EXERCISE REQUIREMENTS
Write the data out again exactly, dropping any images it holds.

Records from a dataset
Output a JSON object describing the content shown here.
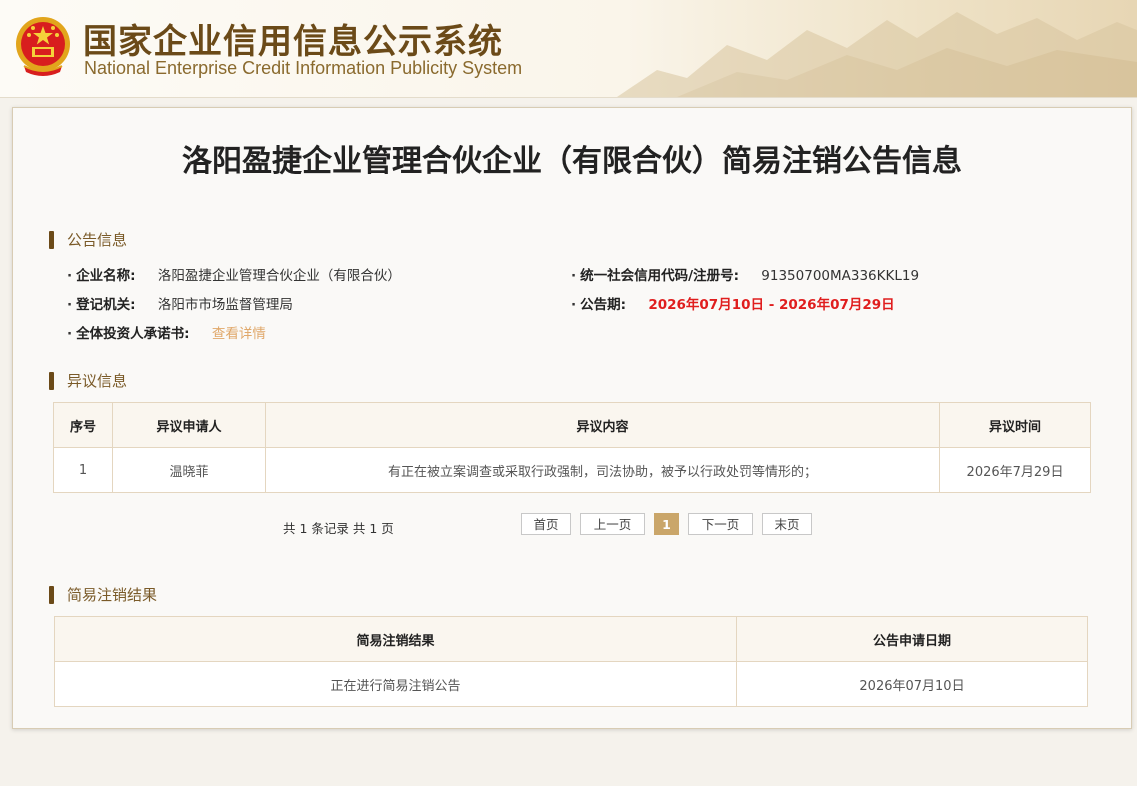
{
  "site": {
    "title_cn": "国家企业信用信息公示系统",
    "title_en": "National Enterprise Credit Information Publicity System"
  },
  "page_title": "洛阳盈捷企业管理合伙企业（有限合伙）简易注销公告信息",
  "announcement": {
    "section_title": "公告信息",
    "company_name_label": "企业名称:",
    "company_name": "洛阳盈捷企业管理合伙企业（有限合伙）",
    "credit_code_label": "统一社会信用代码/注册号:",
    "credit_code": "91350700MA336KKL19",
    "authority_label": "登记机关:",
    "authority": "洛阳市市场监督管理局",
    "period_label": "公告期:",
    "period": "2026年07月10日 - 2026年07月29日",
    "commitment_label": "全体投资人承诺书:",
    "commitment_link": "查看详情"
  },
  "objection": {
    "section_title": "异议信息",
    "columns": [
      "序号",
      "异议申请人",
      "异议内容",
      "异议时间"
    ],
    "rows": [
      [
        "1",
        "温晓菲",
        "有正在被立案调查或采取行政强制，司法协助，被予以行政处罚等情形的；",
        "2026年7月29日"
      ]
    ]
  },
  "pagination": {
    "summary": "共 1 条记录 共 1 页",
    "first": "首页",
    "prev": "上一页",
    "current": "1",
    "next": "下一页",
    "last": "末页"
  },
  "result": {
    "section_title": "简易注销结果",
    "columns": [
      "简易注销结果",
      "公告申请日期"
    ],
    "rows": [
      [
        "正在进行简易注销公告",
        "2026年07月10日"
      ]
    ]
  },
  "colors": {
    "brand_brown": "#6b4a18",
    "highlight_red": "#e01e1e",
    "link_orange": "#e0a86a",
    "active_page": "#caa66a"
  },
  "icons": {
    "emblem": "national-emblem-icon"
  }
}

REPLY
Output a JSON object describing the content shown here.
{
  "site": {
    "title_cn": "国家企业信用信息公示系统",
    "title_en": "National Enterprise Credit Information Publicity System"
  },
  "page_title": "洛阳盈捷企业管理合伙企业（有限合伙）简易注销公告信息",
  "announcement": {
    "section_title": "公告信息",
    "company_name_label": "企业名称:",
    "company_name": "洛阳盈捷企业管理合伙企业（有限合伙）",
    "credit_code_label": "统一社会信用代码/注册号:",
    "credit_code": "91350700MA336KKL19",
    "authority_label": "登记机关:",
    "authority": "洛阳市市场监督管理局",
    "period_label": "公告期:",
    "period": "2026年07月10日 - 2026年07月29日",
    "commitment_label": "全体投资人承诺书:",
    "commitment_link": "查看详情"
  },
  "objection": {
    "section_title": "异议信息",
    "columns": [
      "序号",
      "异议申请人",
      "异议内容",
      "异议时间"
    ],
    "rows": [
      [
        "1",
        "温晓菲",
        "有正在被立案调查或采取行政强制，司法协助，被予以行政处罚等情形的；",
        "2026年7月29日"
      ]
    ]
  },
  "pagination": {
    "summary": "共 1 条记录 共 1 页",
    "first": "首页",
    "prev": "上一页",
    "current": "1",
    "next": "下一页",
    "last": "末页"
  },
  "result": {
    "section_title": "简易注销结果",
    "columns": [
      "简易注销结果",
      "公告申请日期"
    ],
    "rows": [
      [
        "正在进行简易注销公告",
        "2026年07月10日"
      ]
    ]
  },
  "colors": {
    "brand_brown": "#6b4a18",
    "highlight_red": "#e01e1e",
    "link_orange": "#e0a86a",
    "active_page": "#caa66a"
  },
  "icons": {
    "emblem": "national-emblem-icon"
  }
}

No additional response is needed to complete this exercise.